- WHAT THIS TASK INVOLVES: Reproduce the items below with "chevron-down-icon" swapped for "dropdown-arrow-icon" wherever it occurs, leaving everything else unchanged and leaving out the pictures.

- RECORDED INFORMATION:
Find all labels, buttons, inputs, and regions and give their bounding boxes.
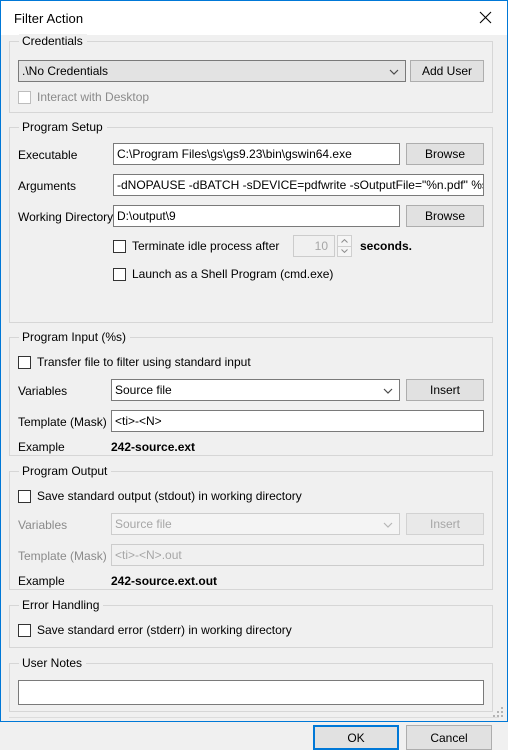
chevron-down-icon [383, 514, 393, 534]
input-insert-button[interactable]: Insert [406, 379, 484, 401]
error-handling-legend: Error Handling [19, 598, 103, 612]
output-variables-label: Variables [18, 517, 67, 533]
filter-action-dialog: Filter Action Credentials .\No Credentia… [0, 0, 508, 722]
working-directory-label: Working Directory [18, 209, 113, 225]
chevron-down-icon [383, 380, 393, 400]
terminate-idle-process-checkbox[interactable]: Terminate idle process after [113, 238, 279, 254]
input-variables-combobox[interactable]: Source file [111, 379, 400, 401]
chevron-down-icon [389, 61, 399, 81]
window-title: Filter Action [14, 11, 83, 26]
checkbox-box [113, 240, 126, 253]
credentials-legend: Credentials [19, 34, 87, 48]
input-template-input[interactable]: <ti>-<N> [111, 410, 484, 432]
arguments-input[interactable]: -dNOPAUSE -dBATCH -sDEVICE=pdfwrite -sOu… [113, 174, 484, 196]
idle-seconds-suffix: seconds. [360, 238, 412, 254]
save-stderr-label: Save standard error (stderr) in working … [37, 622, 292, 638]
transfer-file-stdin-checkbox[interactable]: Transfer file to filter using standard i… [18, 354, 251, 370]
executable-browse-button[interactable]: Browse [406, 143, 484, 165]
output-template-label: Template (Mask) [18, 548, 107, 564]
program-output-legend: Program Output [19, 464, 111, 478]
title-bar: Filter Action [1, 1, 507, 35]
checkbox-box [113, 268, 126, 281]
output-template-input: <ti>-<N>.out [111, 544, 484, 566]
idle-seconds-stepper[interactable] [337, 235, 352, 257]
input-variables-value: Source file [115, 383, 172, 397]
interact-with-desktop-label: Interact with Desktop [37, 89, 149, 105]
credentials-combobox[interactable]: .\No Credentials [18, 60, 406, 82]
terminate-idle-process-label: Terminate idle process after [132, 238, 279, 254]
arguments-label: Arguments [18, 178, 76, 194]
executable-input[interactable]: C:\Program Files\gs\gs9.23\bin\gswin64.e… [113, 143, 400, 165]
close-icon[interactable] [463, 1, 507, 34]
output-example-value: 242-source.ext.out [111, 573, 217, 589]
user-notes-legend: User Notes [19, 656, 86, 670]
dialog-body: Credentials .\No Credentials Add User In… [1, 35, 507, 721]
checkbox-box [18, 356, 31, 369]
idle-seconds-input[interactable]: 10 [293, 235, 335, 257]
checkbox-box [18, 490, 31, 503]
input-example-label: Example [18, 439, 65, 455]
checkbox-box [18, 624, 31, 637]
launch-shell-program-checkbox[interactable]: Launch as a Shell Program (cmd.exe) [113, 266, 333, 282]
resize-grip[interactable] [493, 707, 504, 718]
ok-button[interactable]: OK [313, 725, 399, 750]
save-stdout-checkbox[interactable]: Save standard output (stdout) in working… [18, 488, 302, 504]
stepper-down-icon[interactable] [337, 246, 352, 258]
output-variables-value: Source file [115, 517, 172, 531]
save-stdout-label: Save standard output (stdout) in working… [37, 488, 302, 504]
input-example-value: 242-source.ext [111, 439, 195, 455]
stepper-up-icon[interactable] [337, 235, 352, 246]
transfer-file-stdin-label: Transfer file to filter using standard i… [37, 354, 251, 370]
footer-divider [9, 717, 499, 718]
working-directory-input[interactable]: D:\output\9 [113, 205, 400, 227]
output-example-label: Example [18, 573, 65, 589]
executable-label: Executable [18, 147, 77, 163]
output-variables-combobox: Source file [111, 513, 400, 535]
launch-shell-program-label: Launch as a Shell Program (cmd.exe) [132, 266, 333, 282]
program-setup-legend: Program Setup [19, 120, 107, 134]
cancel-button[interactable]: Cancel [406, 725, 492, 750]
user-notes-input[interactable] [18, 680, 484, 705]
checkbox-box [18, 91, 31, 104]
input-template-label: Template (Mask) [18, 414, 107, 430]
program-input-legend: Program Input (%s) [19, 330, 130, 344]
add-user-button[interactable]: Add User [410, 60, 484, 82]
output-insert-button: Insert [406, 513, 484, 535]
save-stderr-checkbox[interactable]: Save standard error (stderr) in working … [18, 622, 292, 638]
working-directory-browse-button[interactable]: Browse [406, 205, 484, 227]
input-variables-label: Variables [18, 383, 67, 399]
interact-with-desktop-checkbox: Interact with Desktop [18, 89, 149, 105]
credentials-combobox-value: .\No Credentials [22, 64, 108, 78]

- RESPONSE FOR THIS EXERCISE:
Find all labels, buttons, inputs, and regions and give their bounding boxes.
dropdown-arrow-icon [383, 514, 393, 534]
input-insert-button[interactable]: Insert [406, 379, 484, 401]
error-handling-legend: Error Handling [19, 598, 103, 612]
output-variables-label: Variables [18, 517, 67, 533]
filter-action-dialog: Filter Action Credentials .\No Credentia… [0, 0, 508, 722]
working-directory-label: Working Directory [18, 209, 113, 225]
dropdown-arrow-icon [383, 380, 393, 400]
terminate-idle-process-checkbox[interactable]: Terminate idle process after [113, 238, 279, 254]
input-variables-combobox[interactable]: Source file [111, 379, 400, 401]
dropdown-arrow-icon [389, 61, 399, 81]
window-title: Filter Action [14, 11, 83, 26]
checkbox-box [113, 240, 126, 253]
credentials-legend: Credentials [19, 34, 87, 48]
input-template-input[interactable]: <ti>-<N> [111, 410, 484, 432]
arguments-input[interactable]: -dNOPAUSE -dBATCH -sDEVICE=pdfwrite -sOu… [113, 174, 484, 196]
idle-seconds-suffix: seconds. [360, 238, 412, 254]
save-stderr-label: Save standard error (stderr) in working … [37, 622, 292, 638]
transfer-file-stdin-checkbox[interactable]: Transfer file to filter using standard i… [18, 354, 251, 370]
executable-browse-button[interactable]: Browse [406, 143, 484, 165]
output-template-label: Template (Mask) [18, 548, 107, 564]
program-output-legend: Program Output [19, 464, 111, 478]
title-bar: Filter Action [1, 1, 507, 35]
checkbox-box [113, 268, 126, 281]
output-template-input: <ti>-<N>.out [111, 544, 484, 566]
idle-seconds-stepper[interactable] [337, 235, 352, 257]
input-variables-value: Source file [115, 383, 172, 397]
interact-with-desktop-label: Interact with Desktop [37, 89, 149, 105]
credentials-combobox[interactable]: .\No Credentials [18, 60, 406, 82]
terminate-idle-process-label: Terminate idle process after [132, 238, 279, 254]
arguments-label: Arguments [18, 178, 76, 194]
executable-input[interactable]: C:\Program Files\gs\gs9.23\bin\gswin64.e… [113, 143, 400, 165]
close-icon[interactable] [463, 1, 507, 34]
output-example-value: 242-source.ext.out [111, 573, 217, 589]
user-notes-legend: User Notes [19, 656, 86, 670]
dialog-body: Credentials .\No Credentials Add User In… [1, 35, 507, 721]
checkbox-box [18, 356, 31, 369]
idle-seconds-input[interactable]: 10 [293, 235, 335, 257]
checkbox-box [18, 490, 31, 503]
input-example-label: Example [18, 439, 65, 455]
checkbox-box [18, 624, 31, 637]
launch-shell-program-checkbox[interactable]: Launch as a Shell Program (cmd.exe) [113, 266, 333, 282]
resize-grip[interactable] [493, 707, 504, 718]
ok-button[interactable]: OK [313, 725, 399, 750]
save-stdout-checkbox[interactable]: Save standard output (stdout) in working… [18, 488, 302, 504]
stepper-down-icon[interactable] [337, 246, 352, 258]
output-variables-value: Source file [115, 517, 172, 531]
save-stdout-label: Save standard output (stdout) in working… [37, 488, 302, 504]
input-example-value: 242-source.ext [111, 439, 195, 455]
stepper-up-icon[interactable] [337, 235, 352, 246]
transfer-file-stdin-label: Transfer file to filter using standard i… [37, 354, 251, 370]
footer-divider [9, 717, 499, 718]
working-directory-input[interactable]: D:\output\9 [113, 205, 400, 227]
output-example-label: Example [18, 573, 65, 589]
executable-label: Executable [18, 147, 77, 163]
output-variables-combobox: Source file [111, 513, 400, 535]
launch-shell-program-label: Launch as a Shell Program (cmd.exe) [132, 266, 333, 282]
program-setup-legend: Program Setup [19, 120, 107, 134]
cancel-button[interactable]: Cancel [406, 725, 492, 750]
user-notes-input[interactable] [18, 680, 484, 705]
checkbox-box [18, 91, 31, 104]
input-template-label: Template (Mask) [18, 414, 107, 430]
program-input-legend: Program Input (%s) [19, 330, 130, 344]
add-user-button[interactable]: Add User [410, 60, 484, 82]
output-insert-button: Insert [406, 513, 484, 535]
save-stderr-checkbox[interactable]: Save standard error (stderr) in working … [18, 622, 292, 638]
working-directory-browse-button[interactable]: Browse [406, 205, 484, 227]
input-variables-label: Variables [18, 383, 67, 399]
interact-with-desktop-checkbox: Interact with Desktop [18, 89, 149, 105]
credentials-combobox-value: .\No Credentials [22, 64, 108, 78]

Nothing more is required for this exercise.